**EXERCISE BRIEF**: Lay out everything from the start of the records down to the line containing "chart-point [205,431,212,438]" as a JSON list of strings, one string per line, with blank lines left out.

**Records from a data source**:
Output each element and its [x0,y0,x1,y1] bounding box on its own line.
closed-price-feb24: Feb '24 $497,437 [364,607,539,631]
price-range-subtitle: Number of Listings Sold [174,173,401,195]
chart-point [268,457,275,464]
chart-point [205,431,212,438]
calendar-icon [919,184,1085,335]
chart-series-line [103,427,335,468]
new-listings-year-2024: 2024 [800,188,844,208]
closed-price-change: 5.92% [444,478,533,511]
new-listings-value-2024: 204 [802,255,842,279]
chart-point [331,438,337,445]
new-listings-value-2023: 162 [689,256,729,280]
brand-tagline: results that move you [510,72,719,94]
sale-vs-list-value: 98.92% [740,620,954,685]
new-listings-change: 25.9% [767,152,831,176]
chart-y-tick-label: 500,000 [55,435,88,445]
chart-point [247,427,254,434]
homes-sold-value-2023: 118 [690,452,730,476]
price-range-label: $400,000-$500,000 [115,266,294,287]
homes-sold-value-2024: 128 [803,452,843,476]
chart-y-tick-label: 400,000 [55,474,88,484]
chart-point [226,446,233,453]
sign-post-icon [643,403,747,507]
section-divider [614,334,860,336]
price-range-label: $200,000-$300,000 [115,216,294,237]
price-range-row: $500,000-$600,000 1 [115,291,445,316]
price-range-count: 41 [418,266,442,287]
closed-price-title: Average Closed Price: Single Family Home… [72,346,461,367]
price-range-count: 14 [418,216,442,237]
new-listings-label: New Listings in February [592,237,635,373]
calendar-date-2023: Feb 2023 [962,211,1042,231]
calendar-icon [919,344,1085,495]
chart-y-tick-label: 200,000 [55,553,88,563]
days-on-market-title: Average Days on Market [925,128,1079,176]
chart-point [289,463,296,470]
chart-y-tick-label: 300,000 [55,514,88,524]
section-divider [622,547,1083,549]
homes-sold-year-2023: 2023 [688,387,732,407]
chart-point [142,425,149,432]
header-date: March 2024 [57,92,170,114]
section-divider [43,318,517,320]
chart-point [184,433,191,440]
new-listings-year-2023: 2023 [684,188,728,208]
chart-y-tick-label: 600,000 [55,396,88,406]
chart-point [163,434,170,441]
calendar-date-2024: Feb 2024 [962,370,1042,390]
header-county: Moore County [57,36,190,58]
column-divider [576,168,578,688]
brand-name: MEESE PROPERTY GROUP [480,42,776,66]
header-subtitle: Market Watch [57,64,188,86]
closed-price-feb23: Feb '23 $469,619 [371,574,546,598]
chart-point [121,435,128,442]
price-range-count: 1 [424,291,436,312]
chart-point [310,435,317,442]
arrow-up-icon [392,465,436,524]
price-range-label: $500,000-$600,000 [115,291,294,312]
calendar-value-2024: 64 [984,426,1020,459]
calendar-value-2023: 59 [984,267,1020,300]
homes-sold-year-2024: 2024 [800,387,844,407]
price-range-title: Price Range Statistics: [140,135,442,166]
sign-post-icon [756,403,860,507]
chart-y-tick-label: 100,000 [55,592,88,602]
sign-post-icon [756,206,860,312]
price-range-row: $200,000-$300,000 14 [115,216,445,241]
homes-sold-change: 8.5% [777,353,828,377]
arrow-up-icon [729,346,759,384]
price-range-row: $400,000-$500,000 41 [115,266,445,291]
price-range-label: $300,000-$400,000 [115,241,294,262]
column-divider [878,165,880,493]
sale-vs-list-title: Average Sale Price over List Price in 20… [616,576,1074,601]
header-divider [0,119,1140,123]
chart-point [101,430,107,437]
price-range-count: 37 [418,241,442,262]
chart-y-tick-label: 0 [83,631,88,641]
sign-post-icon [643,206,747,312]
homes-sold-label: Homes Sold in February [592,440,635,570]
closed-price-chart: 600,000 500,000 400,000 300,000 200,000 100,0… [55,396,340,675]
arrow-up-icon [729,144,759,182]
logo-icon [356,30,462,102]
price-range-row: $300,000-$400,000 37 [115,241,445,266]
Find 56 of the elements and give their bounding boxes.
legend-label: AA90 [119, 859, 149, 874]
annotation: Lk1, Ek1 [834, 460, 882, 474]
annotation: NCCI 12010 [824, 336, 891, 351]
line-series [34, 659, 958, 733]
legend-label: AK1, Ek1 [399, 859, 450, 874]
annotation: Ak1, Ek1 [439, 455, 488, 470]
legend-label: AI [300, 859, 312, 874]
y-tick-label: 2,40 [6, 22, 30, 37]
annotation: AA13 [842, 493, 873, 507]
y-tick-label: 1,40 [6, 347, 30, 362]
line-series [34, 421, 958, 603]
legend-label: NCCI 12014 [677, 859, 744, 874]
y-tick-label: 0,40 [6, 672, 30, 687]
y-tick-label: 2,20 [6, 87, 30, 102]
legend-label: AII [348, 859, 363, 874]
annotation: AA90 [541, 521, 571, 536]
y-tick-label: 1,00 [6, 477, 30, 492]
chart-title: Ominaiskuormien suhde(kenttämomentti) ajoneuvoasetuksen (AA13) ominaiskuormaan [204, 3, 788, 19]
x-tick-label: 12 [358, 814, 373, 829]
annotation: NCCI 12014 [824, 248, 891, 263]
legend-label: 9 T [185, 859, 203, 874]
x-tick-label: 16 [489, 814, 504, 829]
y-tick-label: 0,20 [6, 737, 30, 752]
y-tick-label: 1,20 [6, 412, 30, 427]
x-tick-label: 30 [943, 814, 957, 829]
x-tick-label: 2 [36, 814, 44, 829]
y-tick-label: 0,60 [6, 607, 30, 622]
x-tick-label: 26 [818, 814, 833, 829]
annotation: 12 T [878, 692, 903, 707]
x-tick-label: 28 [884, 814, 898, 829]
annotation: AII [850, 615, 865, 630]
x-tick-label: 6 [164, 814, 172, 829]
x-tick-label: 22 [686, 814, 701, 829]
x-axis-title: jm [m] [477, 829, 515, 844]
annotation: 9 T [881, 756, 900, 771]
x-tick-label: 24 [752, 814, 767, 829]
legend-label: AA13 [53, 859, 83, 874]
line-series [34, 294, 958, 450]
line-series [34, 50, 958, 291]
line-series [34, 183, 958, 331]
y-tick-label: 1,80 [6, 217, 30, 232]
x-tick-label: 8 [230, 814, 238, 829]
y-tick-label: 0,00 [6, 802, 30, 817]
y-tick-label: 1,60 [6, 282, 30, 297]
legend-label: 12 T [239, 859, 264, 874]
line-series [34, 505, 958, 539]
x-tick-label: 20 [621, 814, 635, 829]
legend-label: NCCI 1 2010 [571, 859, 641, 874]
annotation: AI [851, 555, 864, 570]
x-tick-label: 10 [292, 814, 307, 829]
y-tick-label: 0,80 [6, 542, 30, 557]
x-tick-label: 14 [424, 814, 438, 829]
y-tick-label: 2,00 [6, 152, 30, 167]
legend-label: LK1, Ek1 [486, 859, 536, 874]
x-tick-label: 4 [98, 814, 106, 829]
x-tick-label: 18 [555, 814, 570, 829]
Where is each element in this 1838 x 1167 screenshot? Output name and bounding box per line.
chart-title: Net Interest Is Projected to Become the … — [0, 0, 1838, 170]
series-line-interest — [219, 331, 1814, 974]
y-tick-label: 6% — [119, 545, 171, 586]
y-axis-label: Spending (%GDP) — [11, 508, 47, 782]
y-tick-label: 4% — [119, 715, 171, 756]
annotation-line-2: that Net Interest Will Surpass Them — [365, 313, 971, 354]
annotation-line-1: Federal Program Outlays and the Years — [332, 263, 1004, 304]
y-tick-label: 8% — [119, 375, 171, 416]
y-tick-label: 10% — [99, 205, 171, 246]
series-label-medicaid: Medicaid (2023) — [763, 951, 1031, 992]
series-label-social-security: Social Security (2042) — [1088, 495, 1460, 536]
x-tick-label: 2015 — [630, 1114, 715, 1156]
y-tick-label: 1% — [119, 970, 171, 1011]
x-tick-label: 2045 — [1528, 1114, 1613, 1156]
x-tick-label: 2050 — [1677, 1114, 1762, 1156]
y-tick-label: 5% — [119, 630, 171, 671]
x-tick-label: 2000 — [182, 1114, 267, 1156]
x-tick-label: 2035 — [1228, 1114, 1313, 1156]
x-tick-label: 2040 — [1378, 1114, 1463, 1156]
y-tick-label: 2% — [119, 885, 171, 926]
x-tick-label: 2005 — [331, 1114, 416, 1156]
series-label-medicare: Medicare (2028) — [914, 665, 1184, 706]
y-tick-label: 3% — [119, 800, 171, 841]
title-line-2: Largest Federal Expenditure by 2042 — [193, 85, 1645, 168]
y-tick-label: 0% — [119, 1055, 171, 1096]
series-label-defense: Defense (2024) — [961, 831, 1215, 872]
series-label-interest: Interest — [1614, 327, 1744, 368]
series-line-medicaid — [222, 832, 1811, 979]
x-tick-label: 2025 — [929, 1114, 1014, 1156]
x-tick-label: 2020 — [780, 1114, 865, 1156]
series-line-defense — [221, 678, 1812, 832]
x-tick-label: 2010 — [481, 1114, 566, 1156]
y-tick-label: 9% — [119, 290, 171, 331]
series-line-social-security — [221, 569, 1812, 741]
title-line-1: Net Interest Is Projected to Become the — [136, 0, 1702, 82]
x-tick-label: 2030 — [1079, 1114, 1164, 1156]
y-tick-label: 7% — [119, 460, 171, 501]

**CORRECT RESPONSE**:
[
  "Output each element and its [x0,y0,x1,y1] bounding box on its own line.",
  "closed-price-feb24: Feb '24 $497,437 [364,607,539,631]",
  "price-range-subtitle: Number of Listings Sold [174,173,401,195]",
  "chart-point [268,457,275,464]",
  "chart-point [205,431,212,438]"
]